Dataset items
────────────────

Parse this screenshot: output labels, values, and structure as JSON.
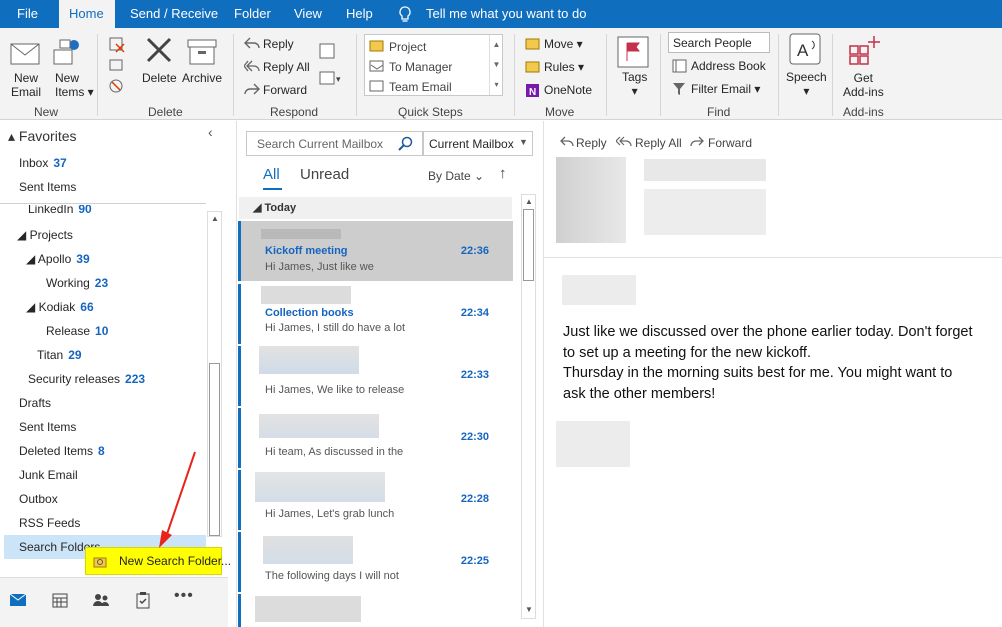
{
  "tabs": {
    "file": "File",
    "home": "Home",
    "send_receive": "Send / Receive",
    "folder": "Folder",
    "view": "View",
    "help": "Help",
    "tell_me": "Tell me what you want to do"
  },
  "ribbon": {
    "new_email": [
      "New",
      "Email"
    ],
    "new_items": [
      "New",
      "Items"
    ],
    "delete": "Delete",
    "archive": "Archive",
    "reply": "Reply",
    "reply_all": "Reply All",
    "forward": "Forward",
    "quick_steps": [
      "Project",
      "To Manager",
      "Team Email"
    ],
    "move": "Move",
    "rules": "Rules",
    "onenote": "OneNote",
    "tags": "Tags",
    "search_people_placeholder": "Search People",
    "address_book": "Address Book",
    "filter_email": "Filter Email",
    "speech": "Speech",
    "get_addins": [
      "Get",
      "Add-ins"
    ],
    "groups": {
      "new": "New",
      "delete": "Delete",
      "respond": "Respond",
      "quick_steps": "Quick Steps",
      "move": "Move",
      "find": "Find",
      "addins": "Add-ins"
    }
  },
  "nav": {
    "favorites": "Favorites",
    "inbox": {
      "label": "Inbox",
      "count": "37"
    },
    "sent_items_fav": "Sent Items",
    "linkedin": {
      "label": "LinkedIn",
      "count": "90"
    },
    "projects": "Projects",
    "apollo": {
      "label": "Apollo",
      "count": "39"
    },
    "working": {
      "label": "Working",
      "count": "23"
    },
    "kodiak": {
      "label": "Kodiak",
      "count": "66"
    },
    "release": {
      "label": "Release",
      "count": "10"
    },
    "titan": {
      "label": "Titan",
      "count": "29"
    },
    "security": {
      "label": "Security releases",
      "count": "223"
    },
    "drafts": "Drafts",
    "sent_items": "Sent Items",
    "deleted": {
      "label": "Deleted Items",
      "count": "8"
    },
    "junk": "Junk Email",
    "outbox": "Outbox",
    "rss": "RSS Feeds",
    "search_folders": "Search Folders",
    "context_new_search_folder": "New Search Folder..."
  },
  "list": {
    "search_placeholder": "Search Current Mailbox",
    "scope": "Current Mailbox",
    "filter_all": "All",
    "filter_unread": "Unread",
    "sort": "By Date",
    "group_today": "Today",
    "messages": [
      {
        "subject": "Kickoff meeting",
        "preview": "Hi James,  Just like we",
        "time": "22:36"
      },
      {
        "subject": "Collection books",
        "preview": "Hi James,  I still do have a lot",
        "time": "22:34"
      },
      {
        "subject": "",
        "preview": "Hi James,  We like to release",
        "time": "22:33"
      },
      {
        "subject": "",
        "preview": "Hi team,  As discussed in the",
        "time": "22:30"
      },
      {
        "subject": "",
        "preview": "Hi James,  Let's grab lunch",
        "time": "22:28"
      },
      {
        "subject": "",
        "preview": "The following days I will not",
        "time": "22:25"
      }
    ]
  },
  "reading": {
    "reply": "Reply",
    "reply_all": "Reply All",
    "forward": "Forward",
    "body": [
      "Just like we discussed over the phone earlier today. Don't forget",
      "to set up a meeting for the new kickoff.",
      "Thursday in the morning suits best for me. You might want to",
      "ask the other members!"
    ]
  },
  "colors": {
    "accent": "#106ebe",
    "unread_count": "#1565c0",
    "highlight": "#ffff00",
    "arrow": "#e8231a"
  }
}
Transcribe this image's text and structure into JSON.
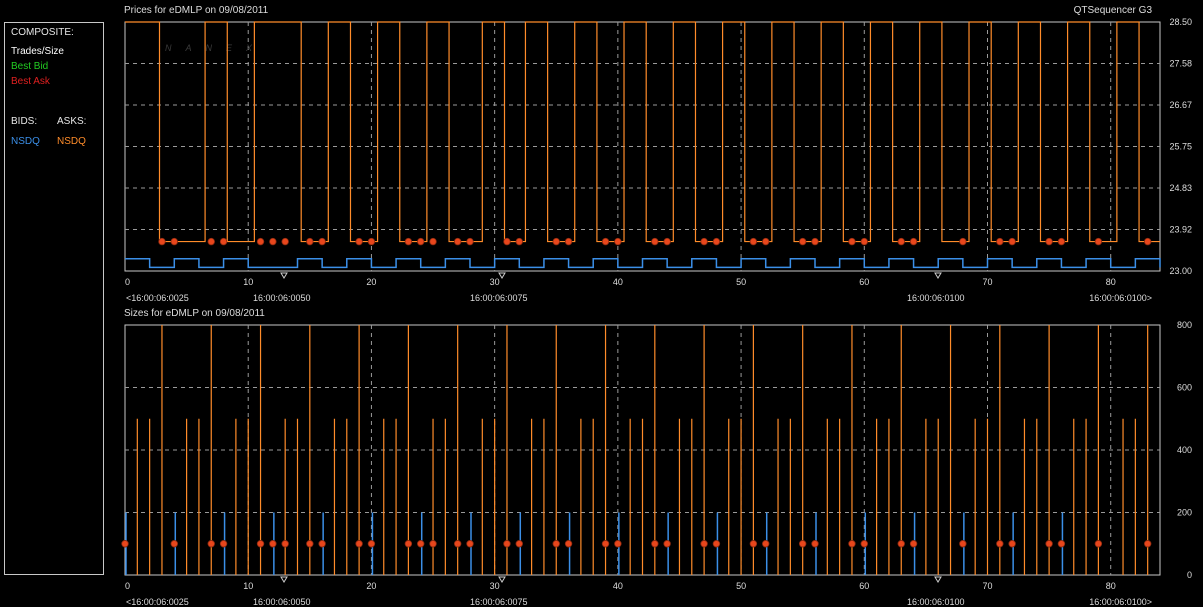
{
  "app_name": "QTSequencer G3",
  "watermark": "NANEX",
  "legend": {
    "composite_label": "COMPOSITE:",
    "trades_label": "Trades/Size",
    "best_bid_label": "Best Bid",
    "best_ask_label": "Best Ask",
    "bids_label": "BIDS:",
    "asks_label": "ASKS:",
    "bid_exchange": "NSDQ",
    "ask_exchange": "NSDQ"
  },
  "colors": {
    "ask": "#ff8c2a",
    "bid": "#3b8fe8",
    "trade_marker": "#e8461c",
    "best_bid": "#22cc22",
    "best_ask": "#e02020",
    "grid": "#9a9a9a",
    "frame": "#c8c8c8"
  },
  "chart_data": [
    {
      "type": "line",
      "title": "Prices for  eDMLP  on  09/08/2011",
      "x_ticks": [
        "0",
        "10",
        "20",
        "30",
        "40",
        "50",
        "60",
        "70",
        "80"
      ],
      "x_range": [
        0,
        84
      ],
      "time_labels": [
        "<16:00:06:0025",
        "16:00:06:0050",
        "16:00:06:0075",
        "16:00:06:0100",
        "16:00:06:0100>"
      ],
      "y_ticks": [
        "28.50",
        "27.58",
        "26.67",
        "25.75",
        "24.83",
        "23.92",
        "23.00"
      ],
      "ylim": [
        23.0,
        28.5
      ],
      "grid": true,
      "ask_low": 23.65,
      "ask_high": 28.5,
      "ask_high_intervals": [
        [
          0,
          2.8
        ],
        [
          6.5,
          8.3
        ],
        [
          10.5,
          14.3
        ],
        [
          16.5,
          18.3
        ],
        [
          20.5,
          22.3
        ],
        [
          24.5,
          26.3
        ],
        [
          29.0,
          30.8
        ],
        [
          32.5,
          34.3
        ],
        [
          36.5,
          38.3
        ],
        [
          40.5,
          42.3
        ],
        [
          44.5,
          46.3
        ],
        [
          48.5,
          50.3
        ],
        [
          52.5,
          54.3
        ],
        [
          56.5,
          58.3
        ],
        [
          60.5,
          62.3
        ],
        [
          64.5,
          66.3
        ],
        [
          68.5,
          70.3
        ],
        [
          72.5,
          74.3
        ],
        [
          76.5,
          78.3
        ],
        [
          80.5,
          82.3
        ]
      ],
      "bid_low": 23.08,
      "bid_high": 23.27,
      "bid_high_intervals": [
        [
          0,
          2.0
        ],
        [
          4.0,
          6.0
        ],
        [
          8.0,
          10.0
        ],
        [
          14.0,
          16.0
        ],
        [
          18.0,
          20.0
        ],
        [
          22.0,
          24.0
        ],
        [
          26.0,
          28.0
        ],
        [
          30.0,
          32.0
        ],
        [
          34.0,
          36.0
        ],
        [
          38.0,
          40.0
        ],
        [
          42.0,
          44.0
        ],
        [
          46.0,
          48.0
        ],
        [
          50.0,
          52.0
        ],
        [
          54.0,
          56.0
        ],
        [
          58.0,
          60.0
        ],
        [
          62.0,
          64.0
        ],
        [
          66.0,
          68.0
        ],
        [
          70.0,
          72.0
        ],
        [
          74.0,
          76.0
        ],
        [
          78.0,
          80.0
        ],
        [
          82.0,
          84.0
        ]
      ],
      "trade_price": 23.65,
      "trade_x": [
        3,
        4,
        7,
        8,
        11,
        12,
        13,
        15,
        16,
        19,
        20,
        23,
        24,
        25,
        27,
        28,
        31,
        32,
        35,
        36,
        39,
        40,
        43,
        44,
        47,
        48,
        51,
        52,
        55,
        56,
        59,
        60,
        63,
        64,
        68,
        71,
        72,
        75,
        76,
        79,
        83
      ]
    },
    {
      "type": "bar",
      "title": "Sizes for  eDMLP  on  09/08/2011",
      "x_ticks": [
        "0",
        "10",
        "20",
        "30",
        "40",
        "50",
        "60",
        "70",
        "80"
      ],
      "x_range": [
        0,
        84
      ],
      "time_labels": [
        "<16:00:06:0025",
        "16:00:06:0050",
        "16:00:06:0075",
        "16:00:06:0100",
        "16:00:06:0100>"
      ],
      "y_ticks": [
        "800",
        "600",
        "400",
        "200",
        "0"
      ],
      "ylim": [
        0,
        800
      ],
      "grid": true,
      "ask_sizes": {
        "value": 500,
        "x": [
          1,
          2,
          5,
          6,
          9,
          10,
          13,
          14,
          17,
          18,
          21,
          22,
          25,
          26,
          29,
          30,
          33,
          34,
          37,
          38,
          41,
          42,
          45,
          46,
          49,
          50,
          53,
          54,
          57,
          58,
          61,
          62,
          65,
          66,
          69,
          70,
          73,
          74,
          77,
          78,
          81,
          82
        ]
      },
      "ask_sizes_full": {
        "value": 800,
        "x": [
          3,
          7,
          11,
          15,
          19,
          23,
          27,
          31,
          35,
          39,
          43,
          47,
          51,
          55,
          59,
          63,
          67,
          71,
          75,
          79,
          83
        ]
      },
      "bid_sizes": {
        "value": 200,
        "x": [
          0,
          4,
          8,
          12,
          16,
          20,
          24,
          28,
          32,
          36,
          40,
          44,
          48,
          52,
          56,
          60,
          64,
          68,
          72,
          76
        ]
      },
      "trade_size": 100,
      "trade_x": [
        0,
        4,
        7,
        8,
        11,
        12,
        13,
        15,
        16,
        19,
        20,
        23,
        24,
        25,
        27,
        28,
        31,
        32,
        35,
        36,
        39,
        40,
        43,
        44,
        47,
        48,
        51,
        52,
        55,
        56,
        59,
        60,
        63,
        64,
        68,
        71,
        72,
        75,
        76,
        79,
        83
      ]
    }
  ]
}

────────────────

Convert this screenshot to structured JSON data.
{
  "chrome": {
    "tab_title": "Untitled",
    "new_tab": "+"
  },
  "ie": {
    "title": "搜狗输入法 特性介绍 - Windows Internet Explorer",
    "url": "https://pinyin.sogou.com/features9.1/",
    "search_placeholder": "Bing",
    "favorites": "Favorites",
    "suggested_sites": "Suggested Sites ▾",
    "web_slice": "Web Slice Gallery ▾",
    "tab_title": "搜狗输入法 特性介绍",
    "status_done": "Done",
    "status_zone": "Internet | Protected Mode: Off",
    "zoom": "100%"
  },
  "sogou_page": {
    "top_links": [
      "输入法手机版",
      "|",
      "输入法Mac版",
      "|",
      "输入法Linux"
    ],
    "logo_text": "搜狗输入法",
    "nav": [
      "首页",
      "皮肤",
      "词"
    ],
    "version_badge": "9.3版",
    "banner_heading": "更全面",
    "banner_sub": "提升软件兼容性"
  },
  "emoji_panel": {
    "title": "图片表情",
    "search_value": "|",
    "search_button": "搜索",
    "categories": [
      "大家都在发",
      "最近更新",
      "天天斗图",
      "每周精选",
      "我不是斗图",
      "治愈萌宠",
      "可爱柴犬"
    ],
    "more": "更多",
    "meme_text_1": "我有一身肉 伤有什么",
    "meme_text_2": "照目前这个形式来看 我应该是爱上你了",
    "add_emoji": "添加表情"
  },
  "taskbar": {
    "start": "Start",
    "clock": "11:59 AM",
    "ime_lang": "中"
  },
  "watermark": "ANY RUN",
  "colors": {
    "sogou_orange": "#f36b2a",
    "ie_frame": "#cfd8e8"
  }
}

────────────────

• TASK DETAILS: For each line of the listing that holds the word "discussed", show that line.

• ANSWER BELOW:
        "preview": "Hi team,  As discussed in the",
      "Just like we discussed over the phone earlier today. Don't forget",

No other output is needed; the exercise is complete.